* _THE RECORDS_:
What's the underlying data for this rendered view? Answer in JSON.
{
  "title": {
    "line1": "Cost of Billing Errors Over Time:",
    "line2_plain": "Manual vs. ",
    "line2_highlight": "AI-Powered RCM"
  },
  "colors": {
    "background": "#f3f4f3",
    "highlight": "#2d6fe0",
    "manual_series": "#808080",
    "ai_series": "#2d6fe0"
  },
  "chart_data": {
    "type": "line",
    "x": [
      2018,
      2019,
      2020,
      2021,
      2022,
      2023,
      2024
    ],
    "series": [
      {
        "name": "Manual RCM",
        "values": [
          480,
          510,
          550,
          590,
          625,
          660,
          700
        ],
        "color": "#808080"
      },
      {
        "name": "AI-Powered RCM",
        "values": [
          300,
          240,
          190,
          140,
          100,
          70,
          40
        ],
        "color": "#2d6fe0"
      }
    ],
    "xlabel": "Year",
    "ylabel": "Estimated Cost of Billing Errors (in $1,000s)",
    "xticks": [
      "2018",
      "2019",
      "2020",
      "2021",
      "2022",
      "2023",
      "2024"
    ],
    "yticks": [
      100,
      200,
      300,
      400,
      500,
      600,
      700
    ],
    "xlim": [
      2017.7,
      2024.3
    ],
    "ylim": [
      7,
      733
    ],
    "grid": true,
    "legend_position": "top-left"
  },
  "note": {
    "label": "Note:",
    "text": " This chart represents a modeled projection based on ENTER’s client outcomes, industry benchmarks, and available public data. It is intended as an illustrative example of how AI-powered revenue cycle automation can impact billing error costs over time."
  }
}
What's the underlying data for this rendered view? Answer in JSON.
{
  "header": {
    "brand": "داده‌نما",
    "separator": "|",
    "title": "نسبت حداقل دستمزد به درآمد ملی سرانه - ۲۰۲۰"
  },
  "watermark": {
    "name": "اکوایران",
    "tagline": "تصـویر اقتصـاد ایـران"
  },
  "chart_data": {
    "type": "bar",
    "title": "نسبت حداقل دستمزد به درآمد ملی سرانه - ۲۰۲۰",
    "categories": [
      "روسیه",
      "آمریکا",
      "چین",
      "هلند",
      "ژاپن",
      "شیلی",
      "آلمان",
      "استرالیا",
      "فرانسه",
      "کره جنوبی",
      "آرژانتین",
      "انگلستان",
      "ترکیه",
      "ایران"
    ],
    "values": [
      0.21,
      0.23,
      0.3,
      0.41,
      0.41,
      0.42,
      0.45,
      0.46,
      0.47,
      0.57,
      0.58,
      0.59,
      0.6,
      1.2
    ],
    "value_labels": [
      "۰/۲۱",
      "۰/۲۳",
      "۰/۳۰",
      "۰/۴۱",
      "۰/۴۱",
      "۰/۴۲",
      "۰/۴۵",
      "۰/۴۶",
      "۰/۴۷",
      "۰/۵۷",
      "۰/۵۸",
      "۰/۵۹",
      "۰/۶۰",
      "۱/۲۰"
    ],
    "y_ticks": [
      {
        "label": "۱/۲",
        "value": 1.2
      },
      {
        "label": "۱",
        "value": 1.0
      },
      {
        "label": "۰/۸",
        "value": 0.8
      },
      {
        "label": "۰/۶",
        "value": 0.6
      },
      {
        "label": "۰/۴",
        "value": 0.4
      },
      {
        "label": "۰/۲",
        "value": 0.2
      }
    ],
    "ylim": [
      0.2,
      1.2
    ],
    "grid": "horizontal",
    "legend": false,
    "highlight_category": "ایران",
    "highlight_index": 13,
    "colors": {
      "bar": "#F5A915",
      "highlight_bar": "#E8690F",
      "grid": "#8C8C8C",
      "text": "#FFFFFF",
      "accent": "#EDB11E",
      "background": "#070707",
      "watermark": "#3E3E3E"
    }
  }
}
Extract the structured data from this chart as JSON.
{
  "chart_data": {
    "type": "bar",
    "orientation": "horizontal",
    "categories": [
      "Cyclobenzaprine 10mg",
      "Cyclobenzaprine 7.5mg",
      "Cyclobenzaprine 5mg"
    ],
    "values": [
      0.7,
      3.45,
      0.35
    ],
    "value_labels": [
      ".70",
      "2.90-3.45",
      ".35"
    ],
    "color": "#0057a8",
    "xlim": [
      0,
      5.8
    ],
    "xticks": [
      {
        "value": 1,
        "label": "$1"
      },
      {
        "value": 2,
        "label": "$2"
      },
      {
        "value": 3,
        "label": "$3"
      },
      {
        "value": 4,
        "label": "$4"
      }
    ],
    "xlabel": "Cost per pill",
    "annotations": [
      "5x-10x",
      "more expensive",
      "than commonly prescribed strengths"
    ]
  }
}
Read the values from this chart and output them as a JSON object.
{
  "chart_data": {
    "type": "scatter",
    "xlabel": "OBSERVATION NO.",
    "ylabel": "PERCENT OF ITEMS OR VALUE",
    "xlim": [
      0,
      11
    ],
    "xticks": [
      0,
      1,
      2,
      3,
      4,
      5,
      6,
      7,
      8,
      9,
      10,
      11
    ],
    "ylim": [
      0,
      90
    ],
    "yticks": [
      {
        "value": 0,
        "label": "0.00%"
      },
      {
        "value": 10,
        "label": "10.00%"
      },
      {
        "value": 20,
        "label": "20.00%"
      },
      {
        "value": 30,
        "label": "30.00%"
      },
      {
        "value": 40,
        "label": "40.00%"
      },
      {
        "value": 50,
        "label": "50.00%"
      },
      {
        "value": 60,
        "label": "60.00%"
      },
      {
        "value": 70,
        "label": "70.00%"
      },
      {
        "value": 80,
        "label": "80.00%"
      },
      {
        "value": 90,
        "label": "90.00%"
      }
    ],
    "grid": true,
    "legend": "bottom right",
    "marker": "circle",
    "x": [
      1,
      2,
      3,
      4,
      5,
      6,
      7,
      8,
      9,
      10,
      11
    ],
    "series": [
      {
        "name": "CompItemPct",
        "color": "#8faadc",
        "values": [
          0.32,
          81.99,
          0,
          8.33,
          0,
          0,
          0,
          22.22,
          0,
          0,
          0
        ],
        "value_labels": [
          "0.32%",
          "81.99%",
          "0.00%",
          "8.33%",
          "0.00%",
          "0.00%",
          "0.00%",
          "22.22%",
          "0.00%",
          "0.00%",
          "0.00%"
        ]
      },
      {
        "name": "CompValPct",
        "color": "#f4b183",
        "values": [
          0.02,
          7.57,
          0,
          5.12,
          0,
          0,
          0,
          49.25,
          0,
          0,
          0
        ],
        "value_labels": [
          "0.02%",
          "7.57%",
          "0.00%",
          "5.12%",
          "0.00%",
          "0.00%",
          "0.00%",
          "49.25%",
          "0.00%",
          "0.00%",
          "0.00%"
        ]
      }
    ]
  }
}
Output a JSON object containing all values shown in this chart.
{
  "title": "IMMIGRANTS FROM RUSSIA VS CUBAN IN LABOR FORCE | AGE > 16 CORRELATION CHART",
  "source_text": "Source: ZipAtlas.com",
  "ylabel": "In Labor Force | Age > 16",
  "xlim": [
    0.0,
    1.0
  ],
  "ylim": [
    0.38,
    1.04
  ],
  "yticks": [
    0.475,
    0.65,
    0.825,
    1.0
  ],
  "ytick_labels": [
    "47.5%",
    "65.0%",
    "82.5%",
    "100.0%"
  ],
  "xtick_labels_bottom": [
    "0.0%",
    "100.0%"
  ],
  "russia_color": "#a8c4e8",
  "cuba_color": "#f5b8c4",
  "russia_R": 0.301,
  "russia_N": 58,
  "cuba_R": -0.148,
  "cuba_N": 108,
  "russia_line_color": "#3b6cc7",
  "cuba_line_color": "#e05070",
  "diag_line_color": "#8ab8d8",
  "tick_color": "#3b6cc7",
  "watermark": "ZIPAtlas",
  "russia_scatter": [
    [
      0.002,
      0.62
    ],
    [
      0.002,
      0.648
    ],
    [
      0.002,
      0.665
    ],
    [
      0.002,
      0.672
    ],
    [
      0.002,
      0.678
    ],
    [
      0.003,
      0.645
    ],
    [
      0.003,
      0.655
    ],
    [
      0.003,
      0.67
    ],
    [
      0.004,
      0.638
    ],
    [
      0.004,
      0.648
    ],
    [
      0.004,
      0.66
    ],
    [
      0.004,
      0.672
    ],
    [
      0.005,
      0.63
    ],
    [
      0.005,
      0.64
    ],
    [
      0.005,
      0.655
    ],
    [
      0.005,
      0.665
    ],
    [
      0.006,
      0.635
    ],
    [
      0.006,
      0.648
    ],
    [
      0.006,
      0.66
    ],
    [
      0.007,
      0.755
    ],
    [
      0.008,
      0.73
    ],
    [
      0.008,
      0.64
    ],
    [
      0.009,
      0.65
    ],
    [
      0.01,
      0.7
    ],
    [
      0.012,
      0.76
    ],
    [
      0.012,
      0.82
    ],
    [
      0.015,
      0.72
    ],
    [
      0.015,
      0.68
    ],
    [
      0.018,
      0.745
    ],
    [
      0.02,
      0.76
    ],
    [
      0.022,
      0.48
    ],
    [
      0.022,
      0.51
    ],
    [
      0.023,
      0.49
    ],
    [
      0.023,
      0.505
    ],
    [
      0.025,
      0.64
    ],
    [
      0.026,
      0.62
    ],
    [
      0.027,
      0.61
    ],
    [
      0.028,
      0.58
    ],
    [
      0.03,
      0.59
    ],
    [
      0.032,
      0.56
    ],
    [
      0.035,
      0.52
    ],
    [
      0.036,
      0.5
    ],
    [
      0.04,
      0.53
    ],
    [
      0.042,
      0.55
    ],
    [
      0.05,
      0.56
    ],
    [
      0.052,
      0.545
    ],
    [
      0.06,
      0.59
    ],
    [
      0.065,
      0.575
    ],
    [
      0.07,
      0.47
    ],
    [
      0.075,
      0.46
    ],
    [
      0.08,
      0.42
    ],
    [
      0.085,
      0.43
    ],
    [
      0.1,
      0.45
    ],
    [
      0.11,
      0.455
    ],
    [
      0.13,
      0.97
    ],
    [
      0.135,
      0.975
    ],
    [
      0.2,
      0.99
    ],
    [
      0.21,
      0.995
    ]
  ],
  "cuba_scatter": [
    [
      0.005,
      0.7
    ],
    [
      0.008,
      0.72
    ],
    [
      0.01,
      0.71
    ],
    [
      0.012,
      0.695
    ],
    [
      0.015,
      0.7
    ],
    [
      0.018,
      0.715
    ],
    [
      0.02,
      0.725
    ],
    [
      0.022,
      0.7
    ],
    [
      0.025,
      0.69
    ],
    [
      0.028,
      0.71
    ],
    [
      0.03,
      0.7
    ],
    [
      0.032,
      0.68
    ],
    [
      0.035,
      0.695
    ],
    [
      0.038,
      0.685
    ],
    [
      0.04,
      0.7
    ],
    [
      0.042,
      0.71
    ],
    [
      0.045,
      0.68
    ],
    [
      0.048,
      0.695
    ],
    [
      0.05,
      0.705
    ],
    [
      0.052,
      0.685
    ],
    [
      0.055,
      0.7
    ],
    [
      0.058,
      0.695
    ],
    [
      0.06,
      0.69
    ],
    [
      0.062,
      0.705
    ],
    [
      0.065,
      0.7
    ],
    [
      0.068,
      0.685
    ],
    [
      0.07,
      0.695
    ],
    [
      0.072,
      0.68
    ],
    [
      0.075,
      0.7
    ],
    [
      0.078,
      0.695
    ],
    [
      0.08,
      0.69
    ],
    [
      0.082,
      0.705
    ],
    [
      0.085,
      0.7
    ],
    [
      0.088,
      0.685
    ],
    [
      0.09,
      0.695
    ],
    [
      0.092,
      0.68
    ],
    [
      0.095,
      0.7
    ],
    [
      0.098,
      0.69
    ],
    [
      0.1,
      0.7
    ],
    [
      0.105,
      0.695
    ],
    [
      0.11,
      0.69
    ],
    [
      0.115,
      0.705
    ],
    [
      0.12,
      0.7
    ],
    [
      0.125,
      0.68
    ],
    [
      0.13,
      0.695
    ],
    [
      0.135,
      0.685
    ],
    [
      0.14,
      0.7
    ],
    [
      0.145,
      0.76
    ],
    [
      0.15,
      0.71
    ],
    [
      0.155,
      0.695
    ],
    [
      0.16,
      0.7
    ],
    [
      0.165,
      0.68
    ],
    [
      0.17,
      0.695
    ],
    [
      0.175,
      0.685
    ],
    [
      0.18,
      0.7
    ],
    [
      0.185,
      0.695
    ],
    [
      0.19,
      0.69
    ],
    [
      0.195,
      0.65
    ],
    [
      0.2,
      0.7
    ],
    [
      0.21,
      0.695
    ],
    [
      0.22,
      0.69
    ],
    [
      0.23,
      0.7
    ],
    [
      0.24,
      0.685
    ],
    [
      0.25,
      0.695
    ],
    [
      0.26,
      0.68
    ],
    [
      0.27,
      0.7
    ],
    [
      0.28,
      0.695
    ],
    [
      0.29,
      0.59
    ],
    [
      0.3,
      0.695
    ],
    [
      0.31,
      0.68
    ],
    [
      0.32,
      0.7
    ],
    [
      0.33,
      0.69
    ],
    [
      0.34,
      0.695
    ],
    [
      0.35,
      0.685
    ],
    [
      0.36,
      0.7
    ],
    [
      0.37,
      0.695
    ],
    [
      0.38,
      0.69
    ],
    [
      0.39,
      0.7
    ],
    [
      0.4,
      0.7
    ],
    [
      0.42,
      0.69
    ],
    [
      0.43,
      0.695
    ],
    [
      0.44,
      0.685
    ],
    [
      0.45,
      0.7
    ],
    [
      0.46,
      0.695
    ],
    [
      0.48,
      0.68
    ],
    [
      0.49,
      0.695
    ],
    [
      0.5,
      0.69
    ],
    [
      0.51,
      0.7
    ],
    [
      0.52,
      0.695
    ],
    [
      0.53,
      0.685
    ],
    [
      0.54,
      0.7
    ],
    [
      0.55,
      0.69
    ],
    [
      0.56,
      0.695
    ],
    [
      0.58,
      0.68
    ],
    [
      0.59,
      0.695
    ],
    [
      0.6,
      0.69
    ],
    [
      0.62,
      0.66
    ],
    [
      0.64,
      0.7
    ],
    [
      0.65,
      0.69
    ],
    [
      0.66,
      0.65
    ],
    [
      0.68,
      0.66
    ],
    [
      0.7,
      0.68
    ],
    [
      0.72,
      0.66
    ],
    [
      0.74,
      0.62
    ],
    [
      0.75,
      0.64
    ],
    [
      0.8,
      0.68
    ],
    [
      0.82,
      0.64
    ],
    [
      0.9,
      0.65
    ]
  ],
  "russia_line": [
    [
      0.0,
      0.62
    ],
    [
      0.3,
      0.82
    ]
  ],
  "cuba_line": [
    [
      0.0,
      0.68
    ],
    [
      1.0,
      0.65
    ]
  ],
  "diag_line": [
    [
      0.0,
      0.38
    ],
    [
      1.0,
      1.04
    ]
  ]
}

* _EXERCISE DETAILS_:
All lines of the data above that include the word "title" must be shown.

* _FINISHED ANSWER_:
  "title": {
    "title": "نسبت حداقل دستمزد به درآمد ملی سرانه - ۲۰۲۰"
    "title": "نسبت حداقل دستمزد به درآمد ملی سرانه - ۲۰۲۰",
  "title": "IMMIGRANTS FROM RUSSIA VS CUBAN IN LABOR FORCE | AGE > 16 CORRELATION CHART",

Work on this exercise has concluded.